Task requirements: Return the whole listing, line for line, without the pictures in it.

Given records:
►
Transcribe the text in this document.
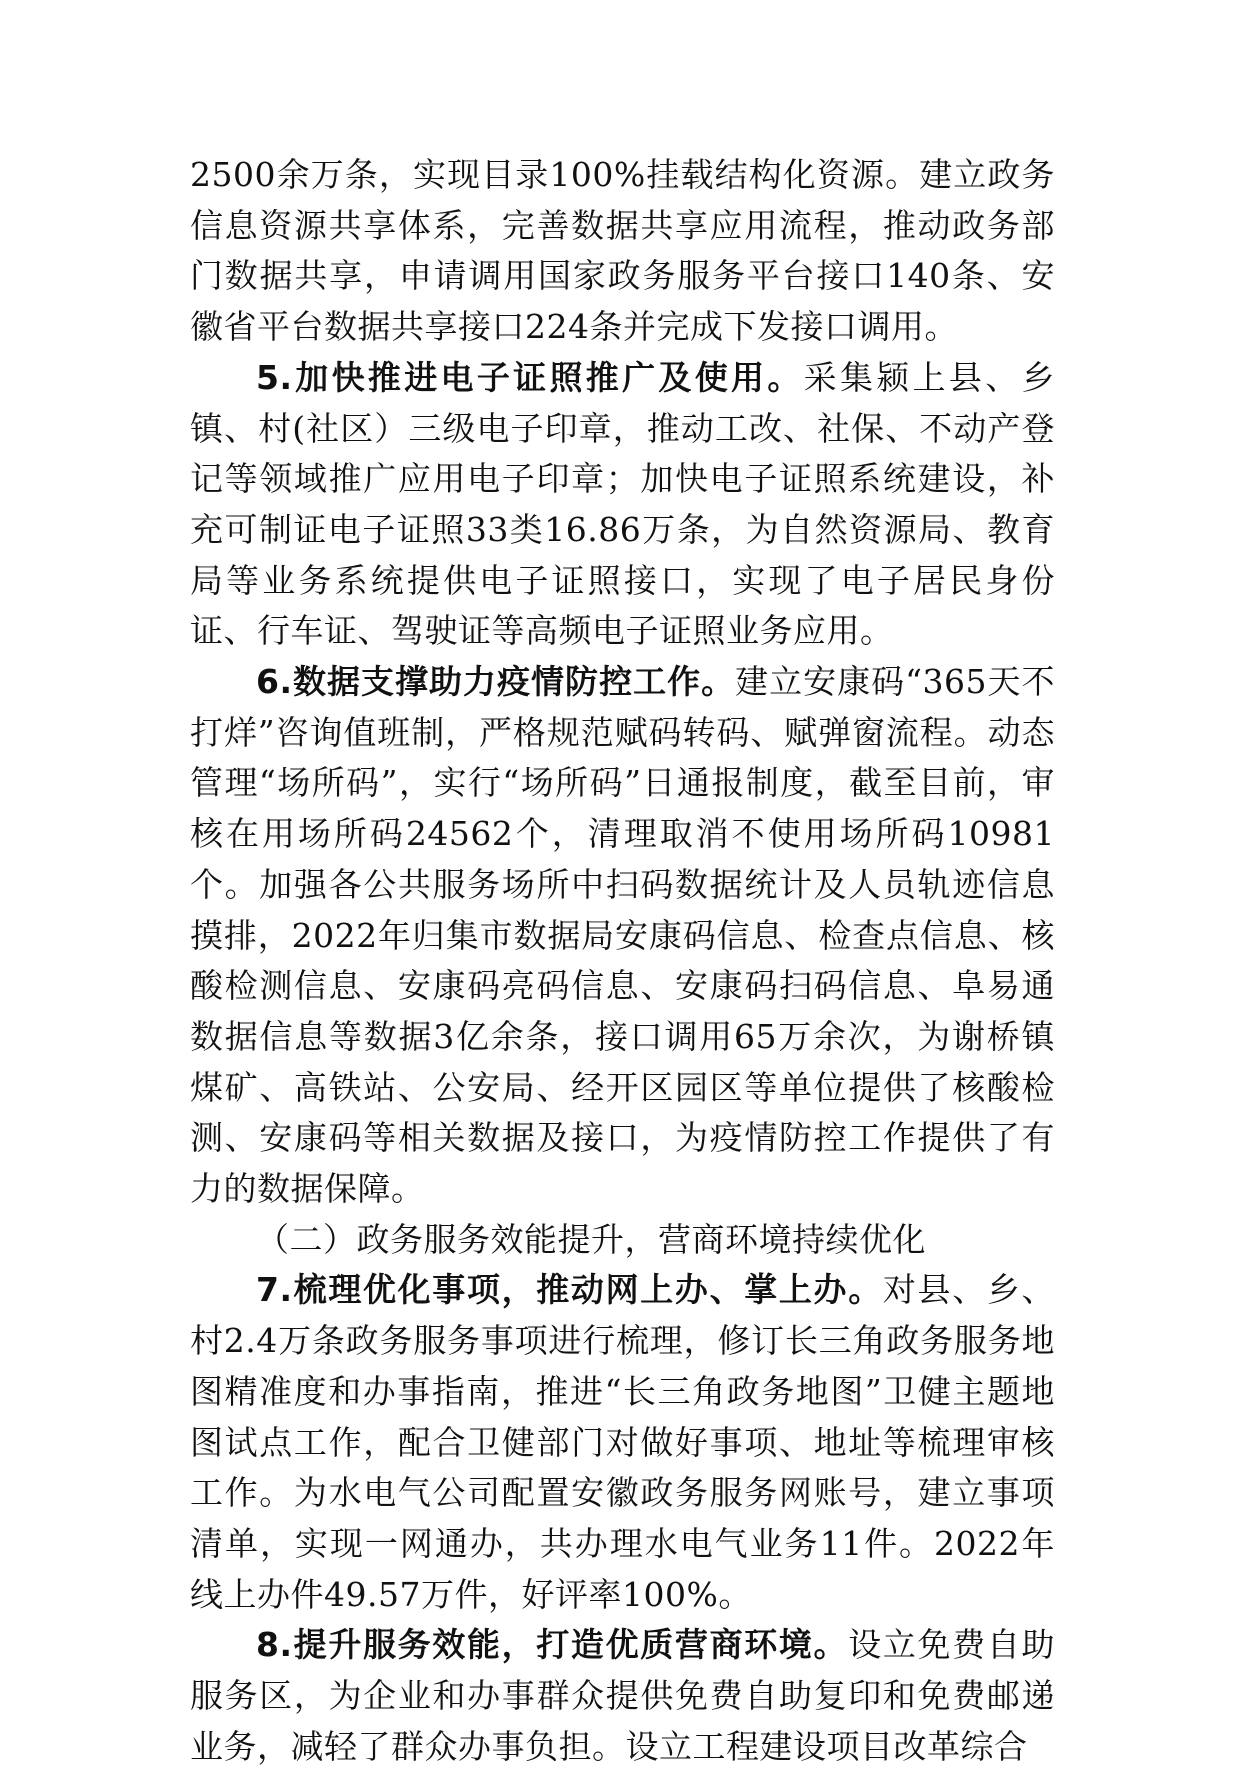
2500余万条，实现目录100%挂载结构化资源。建立政务信息资源共享体系，完善数据共享应用流程，推动政务部门数据共享，申请调用国家政务服务平台接口140条、安徽省平台数据共享接口224条并完成下发接口调用。

5.加快推进电子证照推广及使用。采集颍上县、乡镇、村(社区）三级电子印章，推动工改、社保、不动产登记等领域推广应用电子印章；加快电子证照系统建设，补充可制证电子证照33类16.86万条，为自然资源局、教育局等业务系统提供电子证照接口，实现了电子居民身份证、行车证、驾驶证等高频电子证照业务应用。

6.数据支撑助力疫情防控工作。建立安康码“365天不打烊”咨询值班制，严格规范赋码转码、赋弹窗流程。动态管理“场所码”，实行“场所码”日通报制度，截至目前，审核在用场所码24562个，清理取消不使用场所码10981个。加强各公共服务场所中扫码数据统计及人员轨迹信息摸排，2022年归集市数据局安康码信息、检查点信息、核酸检测信息、安康码亮码信息、安康码扫码信息、阜易通数据信息等数据3亿余条，接口调用65万余次，为谢桥镇煤矿、高铁站、公安局、经开区园区等单位提供了核酸检测、安康码等相关数据及接口，为疫情防控工作提供了有力的数据保障。

（二）政务服务效能提升，营商环境持续优化

7.梳理优化事项，推动网上办、掌上办。对县、乡、村2.4万条政务服务事项进行梳理，修订长三角政务服务地图精准度和办事指南，推进“长三角政务地图”卫健主题地图试点工作，配合卫健部门对做好事项、地址等梳理审核工作。为水电气公司配置安徽政务服务网账号，建立事项清单，实现一网通办，共办理水电气业务11件。2022年线上办件49.57万件，好评率100%。

8.提升服务效能，打造优质营商环境。设立免费自助服务区，为企业和办事群众提供免费自助复印和免费邮递业务，减轻了群众办事负担。设立工程建设项目改革综合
◄
Exercise response:
Transcribe the text in this document.
2500余万条，实现目录100%挂载结构化资源。建立政务信息资源共享体系，完善数据共享应用流程，推动政务部门数据共享，申请调用国家政务服务平台接口140条、安徽省平台数据共享接口224条并完成下发接口调用。

5.加快推进电子证照推广及使用。采集颍上县、乡镇、村(社区）三级电子印章，推动工改、社保、不动产登记等领域推广应用电子印章；加快电子证照系统建设，补充可制证电子证照33类16.86万条，为自然资源局、教育局等业务系统提供电子证照接口，实现了电子居民身份证、行车证、驾驶证等高频电子证照业务应用。

6.数据支撑助力疫情防控工作。建立安康码“365天不打烊”咨询值班制，严格规范赋码转码、赋弹窗流程。动态管理“场所码”，实行“场所码”日通报制度，截至目前，审核在用场所码24562个，清理取消不使用场所码10981个。加强各公共服务场所中扫码数据统计及人员轨迹信息摸排，2022年归集市数据局安康码信息、检查点信息、核酸检测信息、安康码亮码信息、安康码扫码信息、阜易通数据信息等数据3亿余条，接口调用65万余次，为谢桥镇煤矿、高铁站、公安局、经开区园区等单位提供了核酸检测、安康码等相关数据及接口，为疫情防控工作提供了有力的数据保障。

（二）政务服务效能提升，营商环境持续优化

7.梳理优化事项，推动网上办、掌上办。对县、乡、村2.4万条政务服务事项进行梳理，修订长三角政务服务地图精准度和办事指南，推进“长三角政务地图”卫健主题地图试点工作，配合卫健部门对做好事项、地址等梳理审核工作。为水电气公司配置安徽政务服务网账号，建立事项清单，实现一网通办，共办理水电气业务11件。2022年线上办件49.57万件，好评率100%。

8.提升服务效能，打造优质营商环境。设立免费自助服务区，为企业和办事群众提供免费自助复印和免费邮递业务，减轻了群众办事负担。设立工程建设项目改革综合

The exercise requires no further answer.